EXERCISE TASK — Extract each line holding the word "故此选项不符合题意" from the entries.

(Extracted records)
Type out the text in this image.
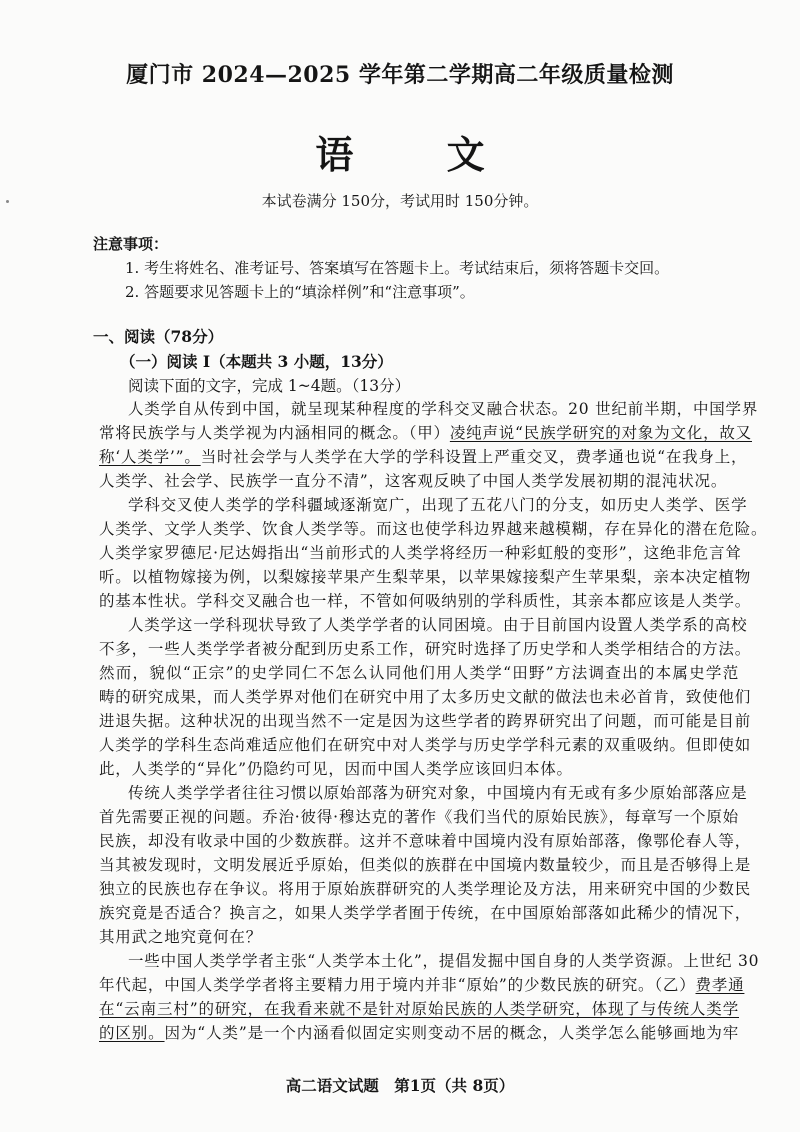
厦门市 2024—2025 学年第二学期高二年级质量检测
语 文
本试卷满分 150分，考试用时 150分钟。
注意事项：
1. 考生将姓名、准考证号、答案填写在答题卡上。考试结束后，须将答题卡交回。
2. 答题要求见答题卡上的“填涂样例”和“注意事项”。
一、阅读（78分）
（一）阅读 I（本题共 3 小题，13分）
阅读下面的文字，完成 1~4题。（13分）
人类学自从传到中国，就呈现某种程度的学科交叉融合状态。20 世纪前半期，中国学界
常将民族学与人类学视为内涵相同的概念。（甲）凌纯声说“民族学研究的对象为文化，故又
称‘人类学’”。当时社会学与人类学在大学的学科设置上严重交叉，费孝通也说“在我身上，
人类学、社会学、民族学一直分不清”，这客观反映了中国人类学发展初期的混沌状况。
学科交叉使人类学的学科疆域逐渐宽广，出现了五花八门的分支，如历史人类学、医学
人类学、文学人类学、饮食人类学等。而这也使学科边界越来越模糊，存在异化的潜在危险。
人类学家罗德尼·尼达姆指出“当前形式的人类学将经历一种彩虹般的变形”，这绝非危言耸
听。以植物嫁接为例，以梨嫁接苹果产生梨苹果，以苹果嫁接梨产生苹果梨，亲本决定植物
的基本性状。学科交叉融合也一样，不管如何吸纳别的学科质性，其亲本都应该是人类学。
人类学这一学科现状导致了人类学学者的认同困境。由于目前国内设置人类学系的高校
不多，一些人类学学者被分配到历史系工作，研究时选择了历史学和人类学相结合的方法。
然而，貌似“正宗”的史学同仁不怎么认同他们用人类学“田野”方法调查出的本属史学范
畴的研究成果，而人类学界对他们在研究中用了太多历史文献的做法也未必首肯，致使他们
进退失据。这种状况的出现当然不一定是因为这些学者的跨界研究出了问题，而可能是目前
人类学的学科生态尚难适应他们在研究中对人类学与历史学学科元素的双重吸纳。但即使如
此，人类学的“异化”仍隐约可见，因而中国人类学应该回归本体。
传统人类学学者往往习惯以原始部落为研究对象，中国境内有无或有多少原始部落应是
首先需要正视的问题。乔治·彼得·穆达克的著作《我们当代的原始民族》，每章写一个原始
民族，却没有收录中国的少数族群。这并不意味着中国境内没有原始部落，像鄂伦春人等，
当其被发现时，文明发展近乎原始，但类似的族群在中国境内数量较少，而且是否够得上是
独立的民族也存在争议。将用于原始族群研究的人类学理论及方法，用来研究中国的少数民
族究竟是否适合？换言之，如果人类学学者囿于传统，在中国原始部落如此稀少的情况下，
其用武之地究竟何在？
一些中国人类学学者主张“人类学本土化”，提倡发掘中国自身的人类学资源。上世纪 30
年代起，中国人类学学者将主要精力用于境内并非“原始”的少数民族的研究。（乙）费孝通
在“云南三村”的研究，在我看来就不是针对原始民族的人类学研究，体现了与传统人类学
的区别。因为“人类”是一个内涵看似固定实则变动不居的概念，人类学怎么能够画地为牢
高二语文试题　第1页（共 8页）
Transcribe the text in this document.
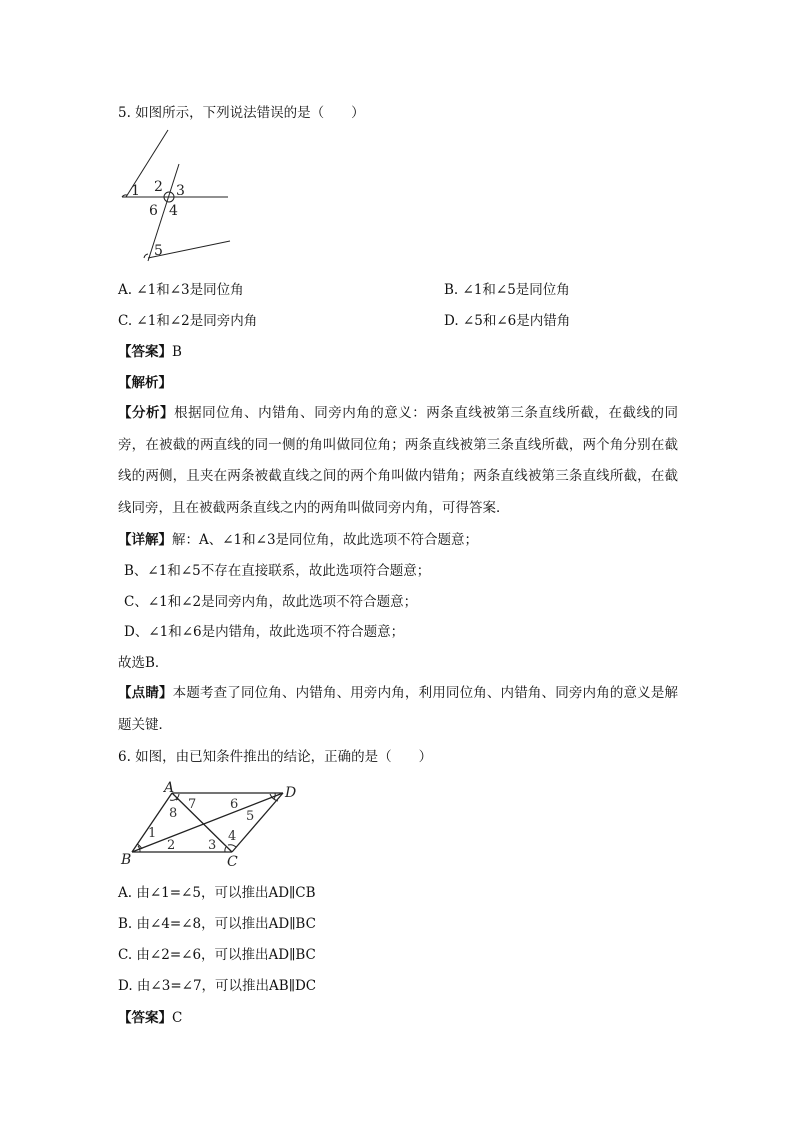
5. 如图所示，下列说法错误的是（　　）
1 2 3
6 4
5
A. ∠1和∠3是同位角	B. ∠1和∠5是同位角
C. ∠1和∠2是同旁内角	D. ∠5和∠6是内错角
【答案】B
【解析】
【分析】根据同位角、内错角、同旁内角的意义：两条直线被第三条直线所截，在截线的同旁，在被截的两直线的同一侧的角叫做同位角；两条直线被第三条直线所截，两个角分别在截线的两侧，且夹在两条被截直线之间的两个角叫做内错角；两条直线被第三条直线所截，在截线同旁，且在被截两条直线之内的两角叫做同旁内角，可得答案．
【详解】解：A、∠1和∠3是同位角，故此选项不符合题意；
B、∠1和∠5不存在直接联系，故此选项符合题意；
C、∠1和∠2是同旁内角，故此选项不符合题意；
D、∠1和∠6是内错角，故此选项不符合题意；
故选B．
【点睛】本题考查了同位角、内错角、用旁内角，利用同位角、内错角、同旁内角的意义是解题关键．
6. 如图，由已知条件推出的结论，正确的是（　　）
A	D
B	C
7	6
8	5
1	4
2	3
A. 由∠1=∠5，可以推出AD∥CB
B. 由∠4=∠8，可以推出AD∥BC
C. 由∠2=∠6，可以推出AD∥BC
D. 由∠3=∠7，可以推出AB∥DC
【答案】C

RESPONSE FOR THIS EXERCISE —
【详解】解：A、∠1和∠3是同位角，故此选项不符合题意；
C、∠1和∠2是同旁内角，故此选项不符合题意；
D、∠1和∠6是内错角，故此选项不符合题意；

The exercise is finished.